→ What is being asked:
Reply with nothing except the number of lines that contain the word "completamente".

→ Data items:
______
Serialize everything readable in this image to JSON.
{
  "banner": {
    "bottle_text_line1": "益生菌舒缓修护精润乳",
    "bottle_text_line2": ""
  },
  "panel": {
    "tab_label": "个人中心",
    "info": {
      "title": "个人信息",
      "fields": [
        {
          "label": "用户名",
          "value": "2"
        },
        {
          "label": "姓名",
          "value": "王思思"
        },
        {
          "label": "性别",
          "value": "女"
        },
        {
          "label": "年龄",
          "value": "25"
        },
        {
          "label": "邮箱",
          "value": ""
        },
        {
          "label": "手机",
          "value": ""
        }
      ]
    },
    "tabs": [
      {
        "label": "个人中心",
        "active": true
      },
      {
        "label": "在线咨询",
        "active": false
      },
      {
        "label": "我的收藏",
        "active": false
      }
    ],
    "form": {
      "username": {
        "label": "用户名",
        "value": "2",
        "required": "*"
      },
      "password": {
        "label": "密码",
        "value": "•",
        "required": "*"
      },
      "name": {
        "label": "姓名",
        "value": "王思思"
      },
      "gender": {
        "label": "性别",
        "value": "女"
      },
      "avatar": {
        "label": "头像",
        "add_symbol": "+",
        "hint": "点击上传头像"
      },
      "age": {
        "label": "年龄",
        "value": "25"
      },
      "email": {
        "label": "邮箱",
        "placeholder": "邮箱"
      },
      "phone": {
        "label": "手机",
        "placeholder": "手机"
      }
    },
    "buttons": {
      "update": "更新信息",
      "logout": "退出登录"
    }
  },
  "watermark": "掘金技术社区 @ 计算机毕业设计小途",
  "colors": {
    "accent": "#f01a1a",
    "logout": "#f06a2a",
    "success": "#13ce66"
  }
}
______
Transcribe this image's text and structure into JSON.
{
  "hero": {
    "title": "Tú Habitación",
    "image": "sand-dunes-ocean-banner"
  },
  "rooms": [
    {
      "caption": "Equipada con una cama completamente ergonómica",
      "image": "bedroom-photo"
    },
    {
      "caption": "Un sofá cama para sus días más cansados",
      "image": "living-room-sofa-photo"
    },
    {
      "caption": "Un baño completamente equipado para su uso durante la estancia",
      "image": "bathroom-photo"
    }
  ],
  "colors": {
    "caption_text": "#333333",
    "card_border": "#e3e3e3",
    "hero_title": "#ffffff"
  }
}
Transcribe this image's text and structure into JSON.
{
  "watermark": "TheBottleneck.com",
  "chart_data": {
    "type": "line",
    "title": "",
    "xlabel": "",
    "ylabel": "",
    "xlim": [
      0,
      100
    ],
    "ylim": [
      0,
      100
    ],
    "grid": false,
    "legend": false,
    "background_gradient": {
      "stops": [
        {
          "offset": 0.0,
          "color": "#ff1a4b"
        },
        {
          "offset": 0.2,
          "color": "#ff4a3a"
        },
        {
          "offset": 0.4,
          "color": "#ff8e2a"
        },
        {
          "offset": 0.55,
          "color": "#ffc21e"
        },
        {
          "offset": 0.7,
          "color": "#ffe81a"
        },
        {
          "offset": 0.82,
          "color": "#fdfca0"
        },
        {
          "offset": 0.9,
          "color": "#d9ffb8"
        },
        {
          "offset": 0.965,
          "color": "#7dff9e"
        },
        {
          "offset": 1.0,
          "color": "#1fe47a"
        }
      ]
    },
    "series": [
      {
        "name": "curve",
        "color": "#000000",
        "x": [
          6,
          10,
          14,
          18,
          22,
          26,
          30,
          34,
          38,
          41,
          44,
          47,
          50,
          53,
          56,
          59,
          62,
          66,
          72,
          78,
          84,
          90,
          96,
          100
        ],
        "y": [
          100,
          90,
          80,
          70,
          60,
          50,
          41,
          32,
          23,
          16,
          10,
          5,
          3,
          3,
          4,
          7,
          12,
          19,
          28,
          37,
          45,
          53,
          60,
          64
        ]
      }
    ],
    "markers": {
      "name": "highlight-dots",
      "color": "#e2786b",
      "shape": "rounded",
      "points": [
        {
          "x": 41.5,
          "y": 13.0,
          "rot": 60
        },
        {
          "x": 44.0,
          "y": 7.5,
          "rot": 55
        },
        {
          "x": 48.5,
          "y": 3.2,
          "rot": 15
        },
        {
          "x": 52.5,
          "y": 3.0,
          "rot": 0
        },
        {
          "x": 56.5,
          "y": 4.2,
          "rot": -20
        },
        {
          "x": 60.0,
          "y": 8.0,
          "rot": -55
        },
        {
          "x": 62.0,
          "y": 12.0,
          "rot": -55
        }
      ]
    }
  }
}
______
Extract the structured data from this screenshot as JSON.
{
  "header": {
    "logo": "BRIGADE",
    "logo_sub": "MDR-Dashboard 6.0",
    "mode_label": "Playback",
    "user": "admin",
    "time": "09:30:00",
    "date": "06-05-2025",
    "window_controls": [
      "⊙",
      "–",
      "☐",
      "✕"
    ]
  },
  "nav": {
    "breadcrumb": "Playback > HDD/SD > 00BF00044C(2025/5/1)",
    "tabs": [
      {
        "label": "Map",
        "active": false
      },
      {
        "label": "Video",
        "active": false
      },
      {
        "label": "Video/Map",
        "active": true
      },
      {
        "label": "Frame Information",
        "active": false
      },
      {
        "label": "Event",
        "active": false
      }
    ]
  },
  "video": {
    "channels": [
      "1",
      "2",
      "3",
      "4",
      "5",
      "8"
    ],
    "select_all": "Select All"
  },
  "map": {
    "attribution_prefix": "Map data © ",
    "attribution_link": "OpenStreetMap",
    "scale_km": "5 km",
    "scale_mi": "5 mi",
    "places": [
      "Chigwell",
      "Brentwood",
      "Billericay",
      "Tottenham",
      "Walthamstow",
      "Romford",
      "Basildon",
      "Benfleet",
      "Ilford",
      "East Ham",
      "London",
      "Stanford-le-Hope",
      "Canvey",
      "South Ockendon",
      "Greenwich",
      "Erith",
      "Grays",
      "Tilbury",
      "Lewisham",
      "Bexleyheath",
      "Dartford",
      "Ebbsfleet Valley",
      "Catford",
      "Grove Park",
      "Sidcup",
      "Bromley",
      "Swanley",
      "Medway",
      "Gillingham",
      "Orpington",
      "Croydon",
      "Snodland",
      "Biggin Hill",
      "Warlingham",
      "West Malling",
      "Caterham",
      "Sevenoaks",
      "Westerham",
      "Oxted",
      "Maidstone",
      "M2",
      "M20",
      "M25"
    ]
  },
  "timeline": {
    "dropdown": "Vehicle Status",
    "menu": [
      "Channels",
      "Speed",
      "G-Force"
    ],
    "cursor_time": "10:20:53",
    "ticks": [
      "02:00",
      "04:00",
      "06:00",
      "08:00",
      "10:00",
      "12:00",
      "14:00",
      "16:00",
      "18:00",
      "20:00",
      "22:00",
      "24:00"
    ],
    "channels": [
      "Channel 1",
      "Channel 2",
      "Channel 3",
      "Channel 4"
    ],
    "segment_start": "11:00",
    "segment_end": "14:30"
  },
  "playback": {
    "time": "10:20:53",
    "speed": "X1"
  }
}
______
→ Task result:
2